Given problem: Records follow. Select each line holding "законопроекту".

Task input:
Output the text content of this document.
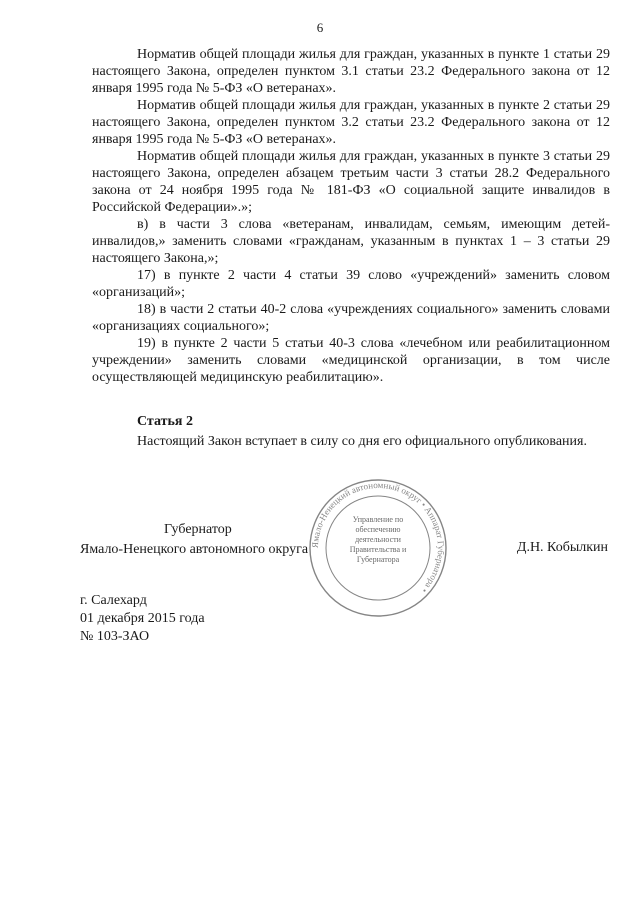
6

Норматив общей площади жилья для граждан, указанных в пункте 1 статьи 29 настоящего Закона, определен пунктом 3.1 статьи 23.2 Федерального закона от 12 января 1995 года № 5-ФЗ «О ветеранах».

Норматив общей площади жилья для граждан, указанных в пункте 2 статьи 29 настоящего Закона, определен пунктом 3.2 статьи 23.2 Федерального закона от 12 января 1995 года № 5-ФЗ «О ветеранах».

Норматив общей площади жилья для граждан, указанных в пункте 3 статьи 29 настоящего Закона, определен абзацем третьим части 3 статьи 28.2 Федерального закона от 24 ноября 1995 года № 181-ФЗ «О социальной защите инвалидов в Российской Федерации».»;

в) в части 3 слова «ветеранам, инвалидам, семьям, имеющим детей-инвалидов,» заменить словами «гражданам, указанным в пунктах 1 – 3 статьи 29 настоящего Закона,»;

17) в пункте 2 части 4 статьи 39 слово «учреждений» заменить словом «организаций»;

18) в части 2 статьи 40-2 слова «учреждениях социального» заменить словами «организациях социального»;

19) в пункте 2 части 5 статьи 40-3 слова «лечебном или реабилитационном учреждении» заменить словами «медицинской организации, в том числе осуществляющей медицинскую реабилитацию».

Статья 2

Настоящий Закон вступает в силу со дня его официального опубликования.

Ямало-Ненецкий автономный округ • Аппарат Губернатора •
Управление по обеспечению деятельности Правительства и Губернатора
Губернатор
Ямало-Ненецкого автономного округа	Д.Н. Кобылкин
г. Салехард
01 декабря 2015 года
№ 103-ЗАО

...

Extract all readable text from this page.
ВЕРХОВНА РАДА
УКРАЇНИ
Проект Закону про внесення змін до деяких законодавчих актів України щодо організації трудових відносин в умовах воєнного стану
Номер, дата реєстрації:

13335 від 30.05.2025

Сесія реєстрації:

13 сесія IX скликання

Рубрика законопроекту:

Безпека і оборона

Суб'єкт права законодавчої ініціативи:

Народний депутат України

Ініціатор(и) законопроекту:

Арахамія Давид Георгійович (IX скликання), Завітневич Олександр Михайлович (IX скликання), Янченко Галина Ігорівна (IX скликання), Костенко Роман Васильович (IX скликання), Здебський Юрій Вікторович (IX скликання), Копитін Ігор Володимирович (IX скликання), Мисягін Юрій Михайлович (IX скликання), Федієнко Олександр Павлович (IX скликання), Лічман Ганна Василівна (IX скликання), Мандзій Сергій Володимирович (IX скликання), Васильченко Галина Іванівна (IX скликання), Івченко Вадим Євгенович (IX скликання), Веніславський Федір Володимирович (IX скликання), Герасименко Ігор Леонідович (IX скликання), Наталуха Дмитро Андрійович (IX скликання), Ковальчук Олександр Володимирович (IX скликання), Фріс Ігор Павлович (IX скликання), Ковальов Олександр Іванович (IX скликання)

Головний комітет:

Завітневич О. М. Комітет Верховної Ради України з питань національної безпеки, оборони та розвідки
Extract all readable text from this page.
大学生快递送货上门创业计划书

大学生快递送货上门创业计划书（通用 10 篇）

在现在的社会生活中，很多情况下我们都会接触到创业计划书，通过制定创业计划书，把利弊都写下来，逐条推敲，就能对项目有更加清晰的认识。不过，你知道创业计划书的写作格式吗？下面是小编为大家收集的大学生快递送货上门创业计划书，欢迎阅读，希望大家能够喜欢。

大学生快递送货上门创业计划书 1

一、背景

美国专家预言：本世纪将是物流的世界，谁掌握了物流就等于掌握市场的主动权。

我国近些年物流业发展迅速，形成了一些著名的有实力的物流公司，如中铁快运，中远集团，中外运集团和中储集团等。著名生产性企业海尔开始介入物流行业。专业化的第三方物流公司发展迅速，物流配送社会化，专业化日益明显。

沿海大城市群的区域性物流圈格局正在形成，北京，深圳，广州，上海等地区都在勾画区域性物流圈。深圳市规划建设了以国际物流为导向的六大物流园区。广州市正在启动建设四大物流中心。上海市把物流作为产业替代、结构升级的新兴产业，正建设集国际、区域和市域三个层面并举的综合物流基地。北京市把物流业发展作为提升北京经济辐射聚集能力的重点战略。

Task output:
Рубрика законопроекту:
Ініціатор(и) законопроекту:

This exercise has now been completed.